◆ WHAT YOU WILL DO
Report all lines holding "this".

(Figure data in JSON)
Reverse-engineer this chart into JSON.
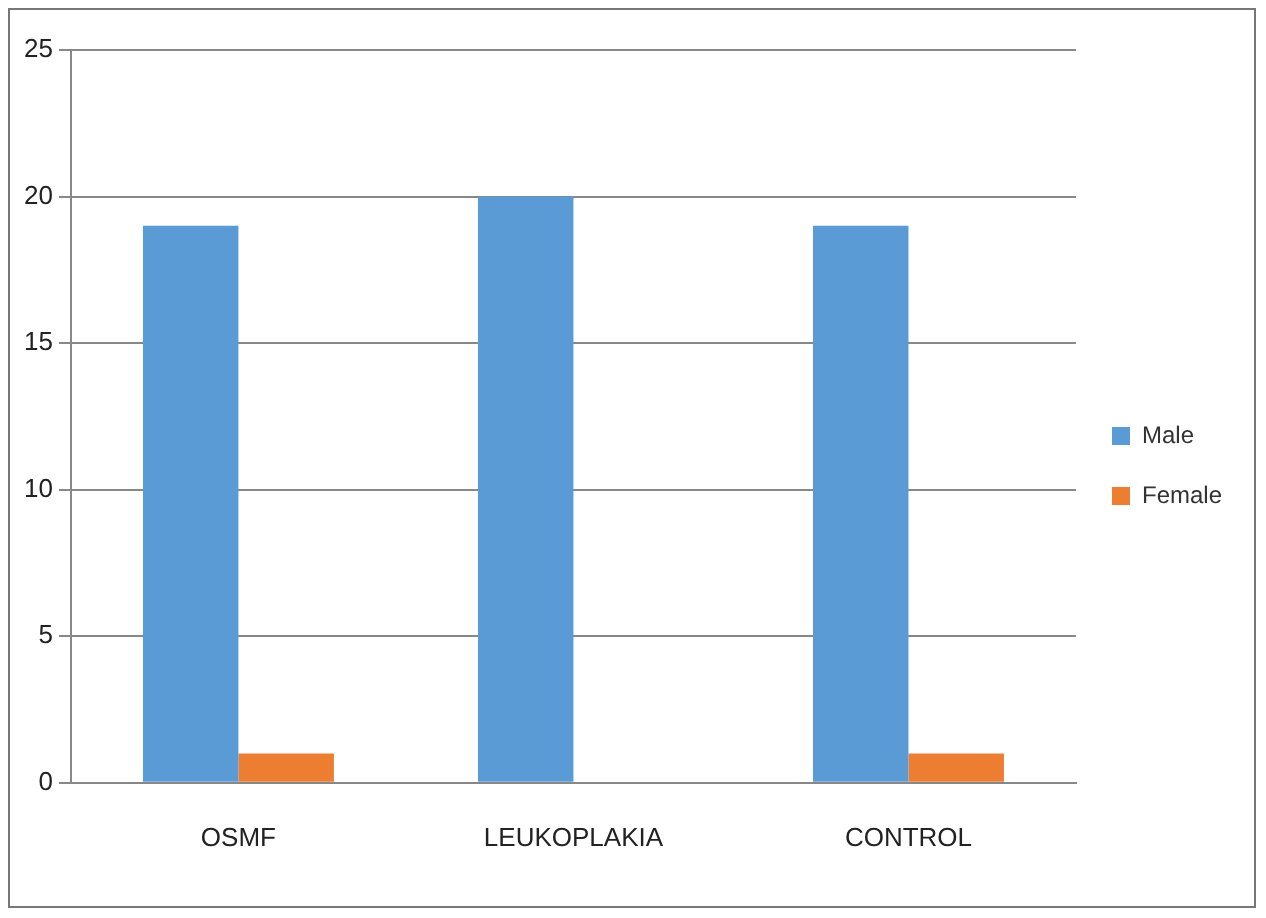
{
  "chart_data": {
    "type": "bar",
    "categories": [
      "OSMF",
      "LEUKOPLAKIA",
      "CONTROL"
    ],
    "series": [
      {
        "name": "Male",
        "color": "#5b9bd5",
        "values": [
          19,
          20,
          19
        ]
      },
      {
        "name": "Female",
        "color": "#ed7d31",
        "values": [
          1,
          0,
          1
        ]
      }
    ],
    "ylim": [
      0,
      25
    ],
    "yticks": [
      0,
      5,
      10,
      15,
      20,
      25
    ],
    "grid": "y",
    "legend": "right"
  }
}
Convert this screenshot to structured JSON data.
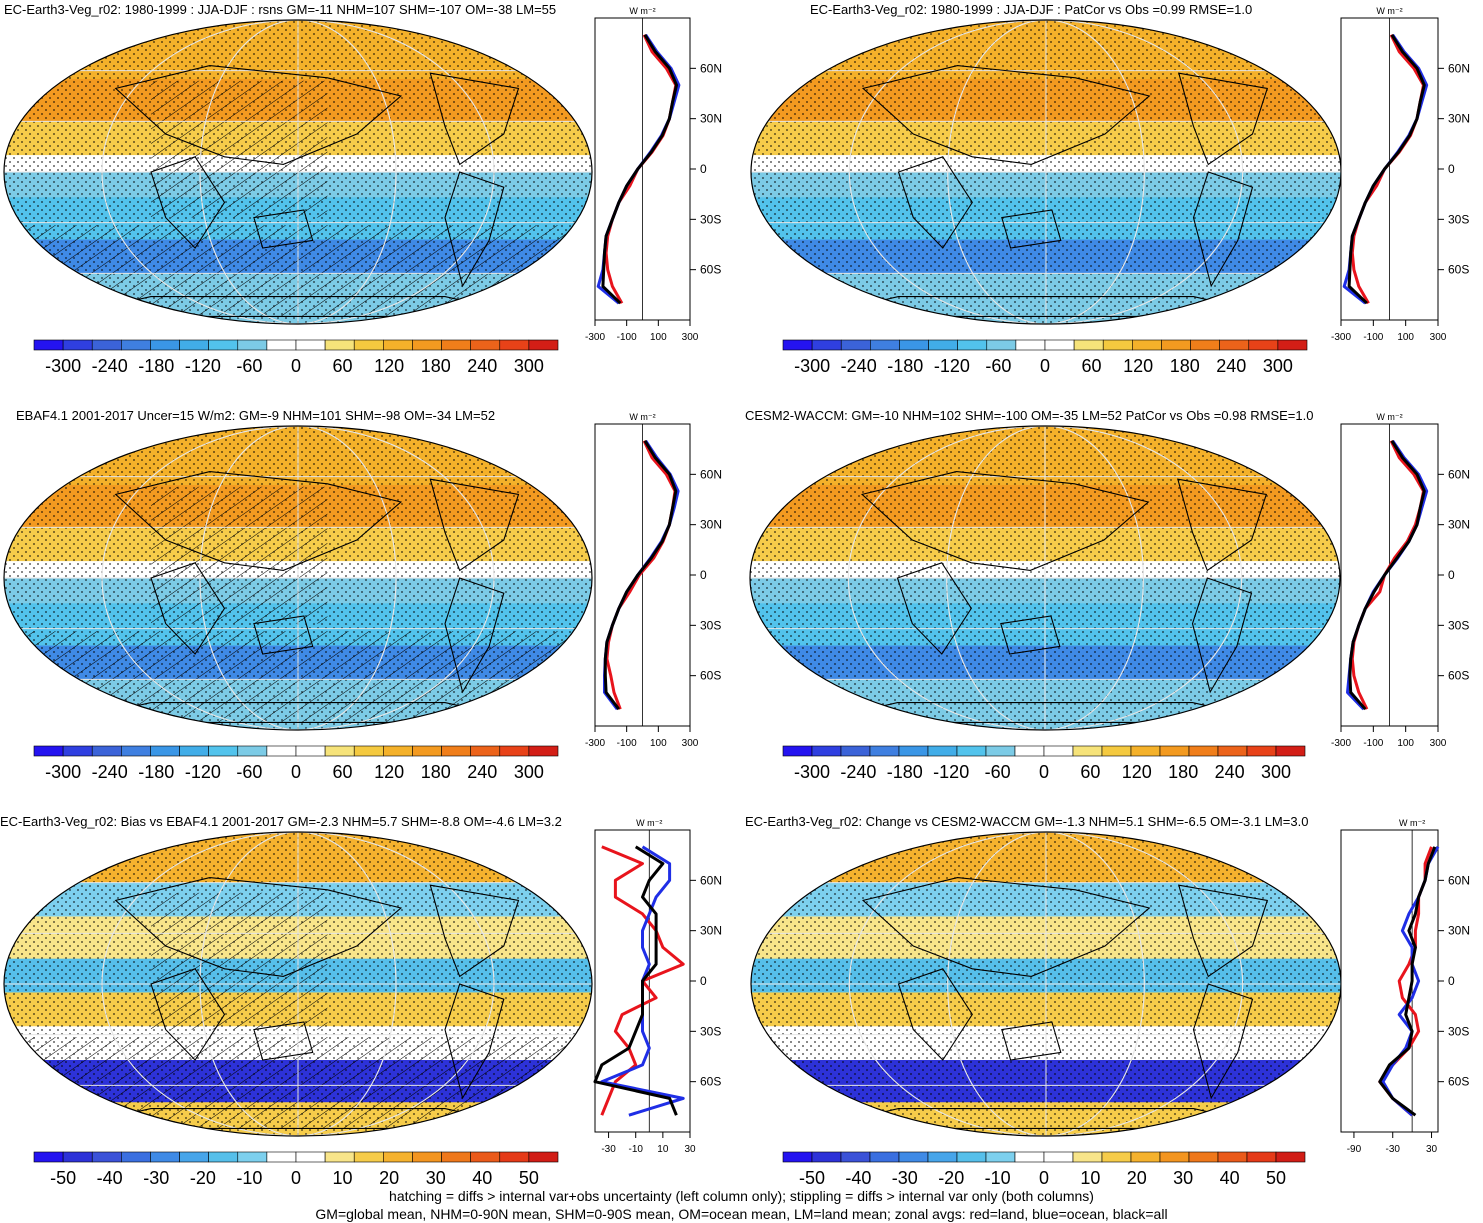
{
  "figure": {
    "footer_lines": [
      "hatching = diffs > internal var+obs uncertainty (left column only); stippling = diffs > internal var only (both columns)",
      "GM=global mean, NHM=0-90N mean, SHM=0-90S mean, OM=ocean mean, LM=land mean; zonal avgs: red=land, blue=ocean, black=all"
    ]
  },
  "colors": {
    "land": "#e8141c",
    "ocean": "#1f2ee6",
    "all": "#000000"
  },
  "panels": [
    {
      "id": "p1",
      "title": "EC-Earth3-Veg_r02: 1980-1999 : JJA-DJF : rsns GM=-11 NHM=107 SHM=-107 OM=-38 LM=55",
      "kind": "abs",
      "hatch": true,
      "zonal_unit": "W m⁻²",
      "colorbar": {
        "labels": [
          "-300",
          "-240",
          "-180",
          "-120",
          "-60",
          "0",
          "60",
          "120",
          "180",
          "240",
          "300"
        ]
      },
      "zonal_xticks": [
        "-300",
        "-100",
        "100",
        "300"
      ],
      "lat_labels": [
        "60N",
        "30N",
        "0",
        "30S",
        "60S"
      ]
    },
    {
      "id": "p2",
      "title": "EC-Earth3-Veg_r02: 1980-1999 : JJA-DJF : PatCor vs Obs =0.99 RMSE=1.0",
      "kind": "abs",
      "hatch": false,
      "zonal_unit": "W m⁻²",
      "colorbar": {
        "labels": [
          "-300",
          "-240",
          "-180",
          "-120",
          "-60",
          "0",
          "60",
          "120",
          "180",
          "240",
          "300"
        ]
      },
      "zonal_xticks": [
        "-300",
        "-100",
        "100",
        "300"
      ],
      "lat_labels": [
        "60N",
        "30N",
        "0",
        "30S",
        "60S"
      ]
    },
    {
      "id": "p3",
      "title": "EBAF4.1 2001-2017 Uncer=15 W/m2: GM=-9 NHM=101 SHM=-98 OM=-34 LM=52",
      "kind": "abs",
      "hatch": true,
      "zonal_unit": "W m⁻²",
      "colorbar": {
        "labels": [
          "-300",
          "-240",
          "-180",
          "-120",
          "-60",
          "0",
          "60",
          "120",
          "180",
          "240",
          "300"
        ]
      },
      "zonal_xticks": [
        "-300",
        "-100",
        "100",
        "300"
      ],
      "lat_labels": [
        "60N",
        "30N",
        "0",
        "30S",
        "60S"
      ]
    },
    {
      "id": "p4",
      "title": "CESM2-WACCM: GM=-10 NHM=102 SHM=-100 OM=-35 LM=52 PatCor vs Obs =0.98 RMSE=1.0",
      "kind": "abs",
      "hatch": false,
      "zonal_unit": "W m⁻²",
      "colorbar": {
        "labels": [
          "-300",
          "-240",
          "-180",
          "-120",
          "-60",
          "0",
          "60",
          "120",
          "180",
          "240",
          "300"
        ]
      },
      "zonal_xticks": [
        "-300",
        "-100",
        "100",
        "300"
      ],
      "lat_labels": [
        "60N",
        "30N",
        "0",
        "30S",
        "60S"
      ]
    },
    {
      "id": "p5",
      "title": "EC-Earth3-Veg_r02: Bias vs EBAF4.1 2001-2017 GM=-2.3 NHM=5.7 SHM=-8.8 OM=-4.6 LM=3.2",
      "kind": "diff",
      "hatch": true,
      "zonal_unit": "W m⁻²",
      "colorbar": {
        "labels": [
          "-50",
          "-40",
          "-30",
          "-20",
          "-10",
          "0",
          "10",
          "20",
          "30",
          "40",
          "50"
        ]
      },
      "zonal_xticks": [
        "-30",
        "-10",
        "10",
        "30"
      ],
      "lat_labels": [
        "60N",
        "30N",
        "0",
        "30S",
        "60S"
      ]
    },
    {
      "id": "p6",
      "title": "EC-Earth3-Veg_r02: Change vs CESM2-WACCM GM=-1.3 NHM=5.1 SHM=-6.5 OM=-3.1 LM=3.0",
      "kind": "diff",
      "hatch": false,
      "zonal_unit": "W m⁻²",
      "colorbar": {
        "labels": [
          "-50",
          "-40",
          "-30",
          "-20",
          "-10",
          "0",
          "10",
          "20",
          "30",
          "40",
          "50"
        ]
      },
      "zonal_xticks": [
        "-90",
        "-30",
        "30"
      ],
      "lat_labels": [
        "60N",
        "30N",
        "0",
        "30S",
        "60S"
      ]
    }
  ],
  "chart_data": [
    {
      "type": "heatmap",
      "title": "EC-Earth3-Veg_r02: 1980-1999 : JJA-DJF : rsns GM=-11 NHM=107 SHM=-107 OM=-38 LM=55",
      "colorbar_range": [
        -300,
        300
      ],
      "zonal_mean": {
        "lat": [
          80,
          70,
          60,
          50,
          40,
          30,
          20,
          10,
          0,
          -10,
          -20,
          -30,
          -40,
          -50,
          -60,
          -70,
          -80
        ],
        "land": [
          10,
          60,
          150,
          210,
          190,
          170,
          130,
          60,
          -30,
          -80,
          -150,
          -190,
          -220,
          -230,
          -220,
          -190,
          -130
        ],
        "ocean": [
          20,
          90,
          180,
          230,
          200,
          170,
          120,
          50,
          -30,
          -100,
          -150,
          -190,
          -230,
          -240,
          -250,
          -280,
          -150
        ],
        "all": [
          15,
          80,
          170,
          215,
          190,
          170,
          125,
          55,
          -30,
          -100,
          -150,
          -190,
          -230,
          -240,
          -245,
          -250,
          -140
        ]
      }
    },
    {
      "type": "heatmap",
      "title": "EC-Earth3-Veg_r02: 1980-1999 : JJA-DJF : PatCor vs Obs =0.99 RMSE=1.0",
      "colorbar_range": [
        -300,
        300
      ],
      "zonal_mean": {
        "lat": [
          80,
          70,
          60,
          50,
          40,
          30,
          20,
          10,
          0,
          -10,
          -20,
          -30,
          -40,
          -50,
          -60,
          -70,
          -80
        ],
        "land": [
          10,
          60,
          150,
          210,
          190,
          170,
          130,
          60,
          -30,
          -80,
          -150,
          -190,
          -220,
          -230,
          -220,
          -190,
          -130
        ],
        "ocean": [
          20,
          90,
          180,
          230,
          200,
          170,
          120,
          50,
          -30,
          -100,
          -150,
          -190,
          -230,
          -240,
          -250,
          -280,
          -150
        ],
        "all": [
          15,
          80,
          170,
          215,
          190,
          170,
          125,
          55,
          -30,
          -100,
          -150,
          -190,
          -230,
          -240,
          -245,
          -250,
          -140
        ]
      }
    },
    {
      "type": "heatmap",
      "title": "EBAF4.1 2001-2017 Uncer=15 W/m2: GM=-9 NHM=101 SHM=-98 OM=-34 LM=52",
      "colorbar_range": [
        -300,
        300
      ],
      "zonal_mean": {
        "lat": [
          80,
          70,
          60,
          50,
          40,
          30,
          20,
          10,
          0,
          -10,
          -20,
          -30,
          -40,
          -50,
          -60,
          -70,
          -80
        ],
        "land": [
          10,
          60,
          150,
          205,
          190,
          170,
          130,
          70,
          -20,
          -80,
          -150,
          -190,
          -215,
          -225,
          -200,
          -180,
          -140
        ],
        "ocean": [
          20,
          90,
          175,
          225,
          200,
          170,
          120,
          50,
          -30,
          -100,
          -150,
          -190,
          -225,
          -235,
          -240,
          -240,
          -160
        ],
        "all": [
          15,
          80,
          170,
          210,
          190,
          170,
          125,
          55,
          -30,
          -100,
          -150,
          -190,
          -225,
          -235,
          -235,
          -230,
          -150
        ]
      }
    },
    {
      "type": "heatmap",
      "title": "CESM2-WACCM: GM=-10 NHM=102 SHM=-100 OM=-35 LM=52 PatCor vs Obs =0.98 RMSE=1.0",
      "colorbar_range": [
        -300,
        300
      ],
      "zonal_mean": {
        "lat": [
          80,
          70,
          60,
          50,
          40,
          30,
          20,
          10,
          0,
          -10,
          -20,
          -30,
          -40,
          -50,
          -60,
          -70,
          -80
        ],
        "land": [
          10,
          60,
          150,
          210,
          190,
          160,
          110,
          30,
          -30,
          -60,
          -150,
          -190,
          -220,
          -230,
          -220,
          -190,
          -140
        ],
        "ocean": [
          20,
          90,
          180,
          230,
          200,
          170,
          120,
          50,
          -30,
          -100,
          -150,
          -190,
          -225,
          -240,
          -250,
          -260,
          -160
        ],
        "all": [
          15,
          80,
          170,
          215,
          190,
          170,
          120,
          45,
          -30,
          -95,
          -150,
          -190,
          -225,
          -240,
          -245,
          -240,
          -150
        ]
      }
    },
    {
      "type": "heatmap",
      "title": "EC-Earth3-Veg_r02: Bias vs EBAF4.1 2001-2017 GM=-2.3 NHM=5.7 SHM=-8.8 OM=-4.6 LM=3.2",
      "colorbar_range": [
        -50,
        50
      ],
      "zonal_mean": {
        "lat": [
          80,
          70,
          60,
          50,
          40,
          30,
          20,
          10,
          0,
          -10,
          -20,
          -30,
          -40,
          -50,
          -60,
          -70,
          -80
        ],
        "land": [
          -35,
          -5,
          -25,
          -25,
          -5,
          5,
          10,
          25,
          -5,
          5,
          -20,
          -25,
          -15,
          -10,
          -25,
          -30,
          -35
        ],
        "ocean": [
          -5,
          15,
          15,
          5,
          0,
          -5,
          -5,
          0,
          -5,
          -5,
          -5,
          -5,
          0,
          -5,
          -35,
          25,
          -15
        ],
        "all": [
          -10,
          10,
          0,
          -5,
          5,
          5,
          5,
          5,
          -5,
          -5,
          -5,
          -10,
          -15,
          -35,
          -45,
          15,
          20
        ]
      }
    },
    {
      "type": "heatmap",
      "title": "EC-Earth3-Veg_r02: Change vs CESM2-WACCM GM=-1.3 NHM=5.1 SHM=-6.5 OM=-3.1 LM=3.0",
      "colorbar_range": [
        -50,
        50
      ],
      "zonal_mean": {
        "lat": [
          80,
          70,
          60,
          50,
          40,
          30,
          20,
          10,
          0,
          -10,
          -20,
          -30,
          -40,
          -50,
          -60,
          -70,
          -80
        ],
        "land": [
          30,
          20,
          20,
          10,
          10,
          5,
          5,
          -5,
          -20,
          -15,
          5,
          10,
          -5,
          -30,
          -50,
          -30,
          0
        ],
        "ocean": [
          40,
          25,
          20,
          10,
          -5,
          -15,
          0,
          0,
          10,
          0,
          -20,
          0,
          -10,
          -30,
          -45,
          -30,
          0
        ],
        "all": [
          35,
          25,
          20,
          10,
          5,
          -5,
          5,
          0,
          0,
          -5,
          -10,
          0,
          -5,
          -35,
          -50,
          -30,
          5
        ]
      }
    }
  ]
}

◆ RESPONSE
Reverse-engineer this chart into JSON.
Convert this screenshot to structured JSON data.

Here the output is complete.